Exercise requirements
The entries below are to be repeated exactly as they stand.

Exercise data
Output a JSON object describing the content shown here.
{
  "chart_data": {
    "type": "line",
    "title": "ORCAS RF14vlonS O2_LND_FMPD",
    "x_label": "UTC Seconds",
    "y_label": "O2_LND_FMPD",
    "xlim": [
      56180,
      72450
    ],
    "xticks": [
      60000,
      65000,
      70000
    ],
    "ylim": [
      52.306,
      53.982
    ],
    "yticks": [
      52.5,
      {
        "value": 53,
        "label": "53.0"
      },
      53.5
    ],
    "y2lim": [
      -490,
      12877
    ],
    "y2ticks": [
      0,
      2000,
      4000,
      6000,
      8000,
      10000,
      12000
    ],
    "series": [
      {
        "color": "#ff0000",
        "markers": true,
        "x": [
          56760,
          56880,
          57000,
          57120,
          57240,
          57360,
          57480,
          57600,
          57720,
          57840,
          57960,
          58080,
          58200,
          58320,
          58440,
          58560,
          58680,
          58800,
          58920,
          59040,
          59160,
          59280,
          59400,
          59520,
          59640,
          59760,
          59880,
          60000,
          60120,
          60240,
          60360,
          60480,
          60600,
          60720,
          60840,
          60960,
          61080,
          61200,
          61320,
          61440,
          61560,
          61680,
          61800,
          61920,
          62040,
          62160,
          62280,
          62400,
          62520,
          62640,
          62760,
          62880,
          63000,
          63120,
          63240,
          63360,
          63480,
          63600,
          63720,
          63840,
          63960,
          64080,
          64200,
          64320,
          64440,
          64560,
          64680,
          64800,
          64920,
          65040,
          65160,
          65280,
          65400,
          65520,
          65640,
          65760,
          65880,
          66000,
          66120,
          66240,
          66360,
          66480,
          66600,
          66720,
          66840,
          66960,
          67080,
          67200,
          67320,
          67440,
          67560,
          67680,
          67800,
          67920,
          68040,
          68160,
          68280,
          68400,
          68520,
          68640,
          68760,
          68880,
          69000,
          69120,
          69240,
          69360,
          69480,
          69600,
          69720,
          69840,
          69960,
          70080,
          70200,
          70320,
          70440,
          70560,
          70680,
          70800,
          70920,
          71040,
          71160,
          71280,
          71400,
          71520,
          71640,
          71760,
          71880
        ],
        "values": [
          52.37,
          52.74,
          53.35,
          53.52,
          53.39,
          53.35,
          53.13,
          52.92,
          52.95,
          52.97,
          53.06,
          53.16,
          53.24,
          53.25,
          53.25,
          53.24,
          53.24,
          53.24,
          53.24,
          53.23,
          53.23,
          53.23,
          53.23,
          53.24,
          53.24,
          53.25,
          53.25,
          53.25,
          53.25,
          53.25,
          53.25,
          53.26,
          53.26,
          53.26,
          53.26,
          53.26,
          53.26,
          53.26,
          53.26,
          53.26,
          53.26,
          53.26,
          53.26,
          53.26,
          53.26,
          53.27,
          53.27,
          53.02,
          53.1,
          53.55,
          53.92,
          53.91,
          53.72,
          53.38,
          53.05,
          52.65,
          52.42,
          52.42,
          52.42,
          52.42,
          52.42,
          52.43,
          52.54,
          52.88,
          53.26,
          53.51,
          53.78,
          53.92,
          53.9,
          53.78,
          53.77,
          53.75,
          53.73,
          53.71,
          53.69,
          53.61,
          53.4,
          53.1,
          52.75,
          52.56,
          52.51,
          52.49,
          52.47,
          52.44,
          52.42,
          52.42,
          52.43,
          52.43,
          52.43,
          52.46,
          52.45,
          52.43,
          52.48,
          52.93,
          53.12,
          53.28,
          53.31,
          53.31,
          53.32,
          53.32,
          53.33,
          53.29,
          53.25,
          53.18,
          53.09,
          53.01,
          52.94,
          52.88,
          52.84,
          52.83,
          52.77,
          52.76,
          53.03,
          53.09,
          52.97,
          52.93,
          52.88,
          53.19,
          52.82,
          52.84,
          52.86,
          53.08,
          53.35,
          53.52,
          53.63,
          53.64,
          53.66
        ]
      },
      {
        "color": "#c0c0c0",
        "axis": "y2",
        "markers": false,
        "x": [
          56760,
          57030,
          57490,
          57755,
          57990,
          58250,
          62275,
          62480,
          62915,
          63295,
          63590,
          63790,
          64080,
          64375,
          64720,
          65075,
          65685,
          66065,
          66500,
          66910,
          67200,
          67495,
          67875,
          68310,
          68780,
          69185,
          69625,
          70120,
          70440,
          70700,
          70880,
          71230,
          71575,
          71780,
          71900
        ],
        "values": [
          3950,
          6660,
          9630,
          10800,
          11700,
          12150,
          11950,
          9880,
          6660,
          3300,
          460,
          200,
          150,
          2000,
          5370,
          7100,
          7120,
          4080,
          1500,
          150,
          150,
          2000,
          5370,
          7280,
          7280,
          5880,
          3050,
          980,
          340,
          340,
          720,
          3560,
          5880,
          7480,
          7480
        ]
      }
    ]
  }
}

Result
Output a JSON object describing the content shown here.
{
  "chart_data": {
    "type": "line",
    "title": "ORCAS RF14vlonS O2_LND_FMPD",
    "x_label": "UTC Seconds",
    "y_label": "O2_LND_FMPD",
    "xlim": [
      56180,
      72450
    ],
    "xticks": [
      60000,
      65000,
      70000
    ],
    "ylim": [
      52.306,
      53.982
    ],
    "yticks": [
      52.5,
      {
        "value": 53,
        "label": "53.0"
      },
      53.5
    ],
    "y2lim": [
      -490,
      12877
    ],
    "y2ticks": [
      0,
      2000,
      4000,
      6000,
      8000,
      10000,
      12000
    ],
    "series": [
      {
        "color": "#ff0000",
        "markers": true,
        "x": [
          56760,
          56880,
          57000,
          57120,
          57240,
          57360,
          57480,
          57600,
          57720,
          57840,
          57960,
          58080,
          58200,
          58320,
          58440,
          58560,
          58680,
          58800,
          58920,
          59040,
          59160,
          59280,
          59400,
          59520,
          59640,
          59760,
          59880,
          60000,
          60120,
          60240,
          60360,
          60480,
          60600,
          60720,
          60840,
          60960,
          61080,
          61200,
          61320,
          61440,
          61560,
          61680,
          61800,
          61920,
          62040,
          62160,
          62280,
          62400,
          62520,
          62640,
          62760,
          62880,
          63000,
          63120,
          63240,
          63360,
          63480,
          63600,
          63720,
          63840,
          63960,
          64080,
          64200,
          64320,
          64440,
          64560,
          64680,
          64800,
          64920,
          65040,
          65160,
          65280,
          65400,
          65520,
          65640,
          65760,
          65880,
          66000,
          66120,
          66240,
          66360,
          66480,
          66600,
          66720,
          66840,
          66960,
          67080,
          67200,
          67320,
          67440,
          67560,
          67680,
          67800,
          67920,
          68040,
          68160,
          68280,
          68400,
          68520,
          68640,
          68760,
          68880,
          69000,
          69120,
          69240,
          69360,
          69480,
          69600,
          69720,
          69840,
          69960,
          70080,
          70200,
          70320,
          70440,
          70560,
          70680,
          70800,
          70920,
          71040,
          71160,
          71280,
          71400,
          71520,
          71640,
          71760,
          71880
        ],
        "values": [
          52.37,
          52.74,
          53.35,
          53.52,
          53.39,
          53.35,
          53.13,
          52.92,
          52.95,
          52.97,
          53.06,
          53.16,
          53.24,
          53.25,
          53.25,
          53.24,
          53.24,
          53.24,
          53.24,
          53.23,
          53.23,
          53.23,
          53.23,
          53.24,
          53.24,
          53.25,
          53.25,
          53.25,
          53.25,
          53.25,
          53.25,
          53.26,
          53.26,
          53.26,
          53.26,
          53.26,
          53.26,
          53.26,
          53.26,
          53.26,
          53.26,
          53.26,
          53.26,
          53.26,
          53.26,
          53.27,
          53.27,
          53.02,
          53.1,
          53.55,
          53.92,
          53.91,
          53.72,
          53.38,
          53.05,
          52.65,
          52.42,
          52.42,
          52.42,
          52.42,
          52.42,
          52.43,
          52.54,
          52.88,
          53.26,
          53.51,
          53.78,
          53.92,
          53.9,
          53.78,
          53.77,
          53.75,
          53.73,
          53.71,
          53.69,
          53.61,
          53.4,
          53.1,
          52.75,
          52.56,
          52.51,
          52.49,
          52.47,
          52.44,
          52.42,
          52.42,
          52.43,
          52.43,
          52.43,
          52.46,
          52.45,
          52.43,
          52.48,
          52.93,
          53.12,
          53.28,
          53.31,
          53.31,
          53.32,
          53.32,
          53.33,
          53.29,
          53.25,
          53.18,
          53.09,
          53.01,
          52.94,
          52.88,
          52.84,
          52.83,
          52.77,
          52.76,
          53.03,
          53.09,
          52.97,
          52.93,
          52.88,
          53.19,
          52.82,
          52.84,
          52.86,
          53.08,
          53.35,
          53.52,
          53.63,
          53.64,
          53.66
        ]
      },
      {
        "color": "#c0c0c0",
        "axis": "y2",
        "markers": false,
        "x": [
          56760,
          57030,
          57490,
          57755,
          57990,
          58250,
          62275,
          62480,
          62915,
          63295,
          63590,
          63790,
          64080,
          64375,
          64720,
          65075,
          65685,
          66065,
          66500,
          66910,
          67200,
          67495,
          67875,
          68310,
          68780,
          69185,
          69625,
          70120,
          70440,
          70700,
          70880,
          71230,
          71575,
          71780,
          71900
        ],
        "values": [
          3950,
          6660,
          9630,
          10800,
          11700,
          12150,
          11950,
          9880,
          6660,
          3300,
          460,
          200,
          150,
          2000,
          5370,
          7100,
          7120,
          4080,
          1500,
          150,
          150,
          2000,
          5370,
          7280,
          7280,
          5880,
          3050,
          980,
          340,
          340,
          720,
          3560,
          5880,
          7480,
          7480
        ]
      }
    ]
  }
}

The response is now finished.